Your Kubernetes cluster pulls a container image. The image is from your internal registry. It has been in production for three weeks. Last week, someone with push access to the registry replaced it with a modified version — same tag, different content. You have no way to know this happened.
This is not a hypothetical attack vector. Registry push access control failures, compromised service account tokens, and CI/CD pipeline compromises all create paths through which a legitimate registry can serve illegitimate images. Without signing and provenance verification, you cannot distinguish a clean image from a tampered one at deploy time.
What Image Signing Provides?
Container image signing uses cryptographic keys to create a verifiable record that a specific image was produced by a specific build process and has not been modified since signing.
The core guarantees:
Integrity: A signed image with a verified signature is identical to the image that was signed. If any bit of the image was modified after signing, the signature verification fails. Tampered images cannot pass verification.
Provenance: The signature is produced by a specific key. Control of that key determines who can produce valid signatures. When the signing key is controlled by your CI/CD pipeline, only images that passed through your pipeline have valid signatures.
Non-repudiation: The signature record documents that a specific key signed a specific image at a specific time. This creates an audit trail for image production.
These guarantees address a class of attacks that CVE scanning cannot: attacks that modify an otherwise-clean image in transit or at rest. An image with no CVEs that has been tampered with is not safe. Signing verification catches the tampering that scanning cannot.

> **Exercise a**:
In the text on container image signing, what happens to signature verification if any bit of an image is modified after signing?

> **The input**:
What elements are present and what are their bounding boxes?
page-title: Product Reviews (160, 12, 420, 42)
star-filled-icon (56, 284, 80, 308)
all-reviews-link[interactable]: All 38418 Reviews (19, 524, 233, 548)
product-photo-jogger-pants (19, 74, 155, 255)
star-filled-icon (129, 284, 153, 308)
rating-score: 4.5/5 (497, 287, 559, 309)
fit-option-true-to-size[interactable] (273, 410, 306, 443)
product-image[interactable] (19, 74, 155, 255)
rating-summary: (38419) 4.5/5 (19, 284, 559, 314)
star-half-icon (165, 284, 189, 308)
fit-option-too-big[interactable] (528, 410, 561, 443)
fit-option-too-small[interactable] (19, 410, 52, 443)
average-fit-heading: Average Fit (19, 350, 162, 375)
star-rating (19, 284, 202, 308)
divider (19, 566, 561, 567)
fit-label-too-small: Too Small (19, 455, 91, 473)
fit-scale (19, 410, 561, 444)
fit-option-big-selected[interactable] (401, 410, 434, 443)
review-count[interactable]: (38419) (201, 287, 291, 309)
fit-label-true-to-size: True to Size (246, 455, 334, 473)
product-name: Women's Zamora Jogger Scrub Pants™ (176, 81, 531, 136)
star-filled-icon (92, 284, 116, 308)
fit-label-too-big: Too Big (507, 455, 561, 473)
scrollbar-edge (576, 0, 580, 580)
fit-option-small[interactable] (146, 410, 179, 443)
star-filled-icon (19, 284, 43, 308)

> **Exercise b**:
Extract every line of the records above, from first to last, and reproduce each one verbatim.

> **Full answer a**:
The signature verification fails.

> **Full answer b**:
What elements are present and what are their bounding boxes?
page-title: Product Reviews (160, 12, 420, 42)
star-filled-icon (56, 284, 80, 308)
all-reviews-link[interactable]: All 38418 Reviews (19, 524, 233, 548)
product-photo-jogger-pants (19, 74, 155, 255)
star-filled-icon (129, 284, 153, 308)
rating-score: 4.5/5 (497, 287, 559, 309)
fit-option-true-to-size[interactable] (273, 410, 306, 443)
product-image[interactable] (19, 74, 155, 255)
rating-summary: (38419) 4.5/5 (19, 284, 559, 314)
star-half-icon (165, 284, 189, 308)
fit-option-too-big[interactable] (528, 410, 561, 443)
fit-option-too-small[interactable] (19, 410, 52, 443)
average-fit-heading: Average Fit (19, 350, 162, 375)
star-rating (19, 284, 202, 308)
divider (19, 566, 561, 567)
fit-label-too-small: Too Small (19, 455, 91, 473)
fit-scale (19, 410, 561, 444)
fit-option-big-selected[interactable] (401, 410, 434, 443)
review-count[interactable]: (38419) (201, 287, 291, 309)
fit-label-true-to-size: True to Size (246, 455, 334, 473)
product-name: Women's Zamora Jogger Scrub Pants™ (176, 81, 531, 136)
star-filled-icon (92, 284, 116, 308)
fit-label-too-big: Too Big (507, 455, 561, 473)
scrollbar-edge (576, 0, 580, 580)
fit-option-small[interactable] (146, 410, 179, 443)
star-filled-icon (19, 284, 43, 308)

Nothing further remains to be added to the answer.